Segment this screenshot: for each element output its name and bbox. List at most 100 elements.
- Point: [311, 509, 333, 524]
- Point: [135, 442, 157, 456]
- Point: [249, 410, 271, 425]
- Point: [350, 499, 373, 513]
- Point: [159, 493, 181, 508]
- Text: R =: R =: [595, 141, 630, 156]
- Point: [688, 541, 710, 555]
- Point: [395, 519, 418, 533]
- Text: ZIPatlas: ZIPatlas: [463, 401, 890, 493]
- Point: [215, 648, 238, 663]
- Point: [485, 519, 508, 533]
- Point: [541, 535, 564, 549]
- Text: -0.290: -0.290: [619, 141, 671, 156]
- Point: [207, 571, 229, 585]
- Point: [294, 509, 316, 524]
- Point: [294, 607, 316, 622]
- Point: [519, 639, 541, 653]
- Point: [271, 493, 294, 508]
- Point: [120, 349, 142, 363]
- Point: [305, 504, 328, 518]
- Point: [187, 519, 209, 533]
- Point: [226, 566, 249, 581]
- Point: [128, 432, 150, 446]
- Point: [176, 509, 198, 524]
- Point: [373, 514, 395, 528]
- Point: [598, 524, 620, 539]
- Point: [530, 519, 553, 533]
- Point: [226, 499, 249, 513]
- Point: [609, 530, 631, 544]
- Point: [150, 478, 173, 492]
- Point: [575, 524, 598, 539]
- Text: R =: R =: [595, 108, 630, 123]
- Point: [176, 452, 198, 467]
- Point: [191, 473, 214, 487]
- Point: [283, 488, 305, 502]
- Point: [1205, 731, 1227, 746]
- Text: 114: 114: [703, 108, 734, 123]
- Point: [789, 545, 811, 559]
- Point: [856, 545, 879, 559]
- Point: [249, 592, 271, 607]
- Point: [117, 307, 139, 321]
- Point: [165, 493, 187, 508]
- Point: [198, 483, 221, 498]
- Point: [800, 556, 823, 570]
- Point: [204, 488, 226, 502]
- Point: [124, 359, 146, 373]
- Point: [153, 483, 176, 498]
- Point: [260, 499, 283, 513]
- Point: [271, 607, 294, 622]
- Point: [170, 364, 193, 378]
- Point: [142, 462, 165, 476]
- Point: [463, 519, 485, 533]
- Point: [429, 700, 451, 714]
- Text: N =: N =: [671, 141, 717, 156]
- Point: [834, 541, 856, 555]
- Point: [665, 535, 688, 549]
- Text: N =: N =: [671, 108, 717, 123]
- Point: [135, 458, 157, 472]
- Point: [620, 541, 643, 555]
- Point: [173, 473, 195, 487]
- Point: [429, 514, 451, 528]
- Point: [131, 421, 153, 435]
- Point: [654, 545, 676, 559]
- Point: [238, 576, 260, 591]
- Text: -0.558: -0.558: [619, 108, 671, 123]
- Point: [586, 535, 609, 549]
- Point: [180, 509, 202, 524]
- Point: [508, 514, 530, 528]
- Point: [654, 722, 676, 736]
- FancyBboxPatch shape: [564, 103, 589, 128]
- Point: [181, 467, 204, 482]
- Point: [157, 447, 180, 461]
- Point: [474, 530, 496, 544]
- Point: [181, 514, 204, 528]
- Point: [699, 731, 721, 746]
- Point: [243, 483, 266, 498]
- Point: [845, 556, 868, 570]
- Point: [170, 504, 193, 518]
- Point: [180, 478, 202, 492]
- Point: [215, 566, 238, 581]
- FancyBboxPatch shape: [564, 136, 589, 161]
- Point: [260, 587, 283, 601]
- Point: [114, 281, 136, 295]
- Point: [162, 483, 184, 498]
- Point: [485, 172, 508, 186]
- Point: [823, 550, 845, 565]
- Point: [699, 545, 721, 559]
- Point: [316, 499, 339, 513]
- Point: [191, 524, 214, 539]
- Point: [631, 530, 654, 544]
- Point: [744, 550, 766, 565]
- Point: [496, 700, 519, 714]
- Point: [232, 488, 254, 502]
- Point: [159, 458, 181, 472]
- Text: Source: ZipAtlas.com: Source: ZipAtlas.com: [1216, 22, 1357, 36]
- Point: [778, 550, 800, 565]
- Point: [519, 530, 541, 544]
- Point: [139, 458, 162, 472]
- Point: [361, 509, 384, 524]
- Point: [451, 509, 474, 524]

════════

* _Aim_:
Reproduce all of the rows above word for word, in their original order, from the first line through the last.

* _Output of the exercise_:
Segment this screenshot: for each element output its name and bbox. List at most 100 elements.
- Point: [311, 509, 333, 524]
- Point: [135, 442, 157, 456]
- Point: [249, 410, 271, 425]
- Point: [350, 499, 373, 513]
- Point: [159, 493, 181, 508]
- Text: R =: R =: [595, 141, 630, 156]
- Point: [688, 541, 710, 555]
- Point: [395, 519, 418, 533]
- Text: ZIPatlas: ZIPatlas: [463, 401, 890, 493]
- Point: [215, 648, 238, 663]
- Point: [485, 519, 508, 533]
- Point: [541, 535, 564, 549]
- Text: -0.290: -0.290: [619, 141, 671, 156]
- Point: [207, 571, 229, 585]
- Point: [294, 509, 316, 524]
- Point: [294, 607, 316, 622]
- Point: [519, 639, 541, 653]
- Point: [271, 493, 294, 508]
- Point: [120, 349, 142, 363]
- Point: [305, 504, 328, 518]
- Point: [187, 519, 209, 533]
- Point: [226, 566, 249, 581]
- Point: [128, 432, 150, 446]
- Point: [176, 509, 198, 524]
- Point: [373, 514, 395, 528]
- Point: [598, 524, 620, 539]
- Point: [530, 519, 553, 533]
- Point: [226, 499, 249, 513]
- Point: [609, 530, 631, 544]
- Point: [150, 478, 173, 492]
- Point: [575, 524, 598, 539]
- Text: R =: R =: [595, 108, 630, 123]
- Point: [176, 452, 198, 467]
- Point: [191, 473, 214, 487]
- Point: [283, 488, 305, 502]
- Point: [1205, 731, 1227, 746]
- Text: 114: 114: [703, 108, 734, 123]
- Point: [789, 545, 811, 559]
- Point: [856, 545, 879, 559]
- Point: [249, 592, 271, 607]
- Point: [117, 307, 139, 321]
- Point: [165, 493, 187, 508]
- Point: [198, 483, 221, 498]
- Point: [800, 556, 823, 570]
- Point: [204, 488, 226, 502]
- Point: [124, 359, 146, 373]
- Point: [153, 483, 176, 498]
- Point: [260, 499, 283, 513]
- Point: [271, 607, 294, 622]
- Point: [170, 364, 193, 378]
- Point: [142, 462, 165, 476]
- Point: [463, 519, 485, 533]
- Point: [429, 700, 451, 714]
- Text: N =: N =: [671, 141, 717, 156]
- Point: [834, 541, 856, 555]
- Point: [665, 535, 688, 549]
- Text: N =: N =: [671, 108, 717, 123]
- Point: [135, 458, 157, 472]
- Point: [620, 541, 643, 555]
- Point: [173, 473, 195, 487]
- Point: [429, 514, 451, 528]
- Point: [131, 421, 153, 435]
- Point: [654, 545, 676, 559]
- Point: [238, 576, 260, 591]
- Text: -0.558: -0.558: [619, 108, 671, 123]
- Point: [586, 535, 609, 549]
- Point: [180, 509, 202, 524]
- Point: [508, 514, 530, 528]
- Point: [654, 722, 676, 736]
- FancyBboxPatch shape: [564, 103, 589, 128]
- Point: [181, 467, 204, 482]
- Point: [157, 447, 180, 461]
- Point: [474, 530, 496, 544]
- Point: [181, 514, 204, 528]
- Point: [699, 731, 721, 746]
- Point: [243, 483, 266, 498]
- Point: [845, 556, 868, 570]
- Point: [170, 504, 193, 518]
- Point: [180, 478, 202, 492]
- Point: [215, 566, 238, 581]
- FancyBboxPatch shape: [564, 136, 589, 161]
- Point: [260, 587, 283, 601]
- Point: [114, 281, 136, 295]
- Point: [162, 483, 184, 498]
- Point: [485, 172, 508, 186]
- Point: [823, 550, 845, 565]
- Point: [699, 545, 721, 559]
- Point: [316, 499, 339, 513]
- Point: [191, 524, 214, 539]
- Point: [631, 530, 654, 544]
- Point: [744, 550, 766, 565]
- Point: [496, 700, 519, 714]
- Point: [232, 488, 254, 502]
- Point: [159, 458, 181, 472]
- Text: Source: ZipAtlas.com: Source: ZipAtlas.com: [1216, 22, 1357, 36]
- Point: [778, 550, 800, 565]
- Point: [519, 530, 541, 544]
- Point: [139, 458, 162, 472]
- Point: [361, 509, 384, 524]
- Point: [451, 509, 474, 524]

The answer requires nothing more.